SUPPLIED INFORMATION start
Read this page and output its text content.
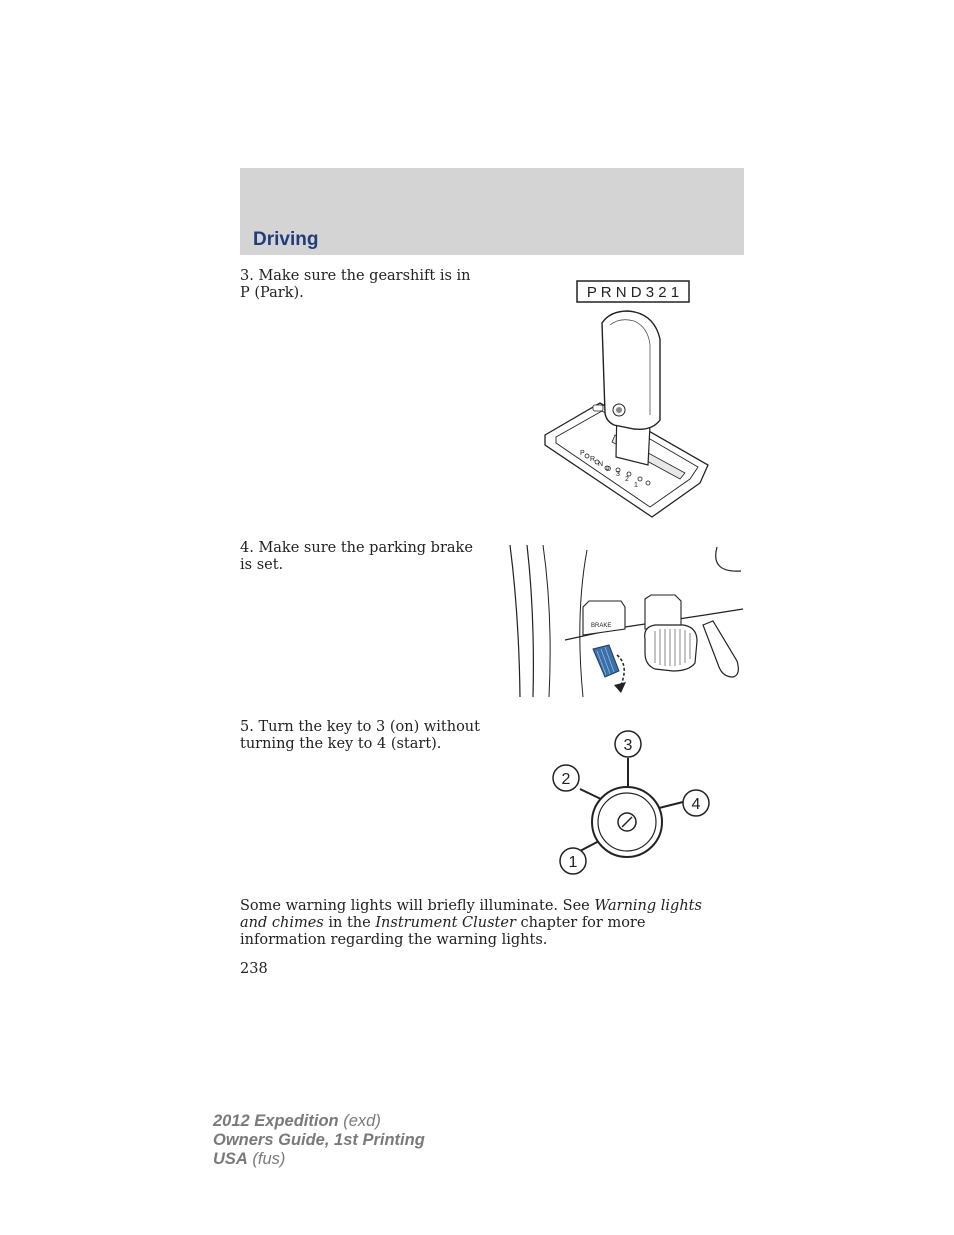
Driving
3. Make sure the gearshift is in P (Park).
4. Make sure the parking brake is set.
5. Turn the key to 3 (on) without turning the key to 4 (start).
P R N D 3 2 1
P
R
N
D
3
2
1
BRAKE
3
2
4
1
Some warning lights will briefly illuminate. See Warning lights and chimes in the Instrument Cluster chapter for more information regarding the warning lights.
238
2012 Expedition (exd)
Owners Guide, 1st Printing
USA (fus)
SUPPLIED INFORMATION end
*TASK REQUIREMENTS*
Keep the pictures out of the copy and return the rest of the data above exactly.

*SOLUTION TO THIS EXERCISE*
Read this page and output its text content.
Driving
3. Make sure the gearshift is in P (Park).
4. Make sure the parking brake is set.
5. Turn the key to 3 (on) without turning the key to 4 (start).
P R N D 3 2 1
P
R
N
D
3
2
1
BRAKE
3
2
4
1
Some warning lights will briefly illuminate. See Warning lights and chimes in the Instrument Cluster chapter for more information regarding the warning lights.
238
2012 Expedition (exd)
Owners Guide, 1st Printing
USA (fus)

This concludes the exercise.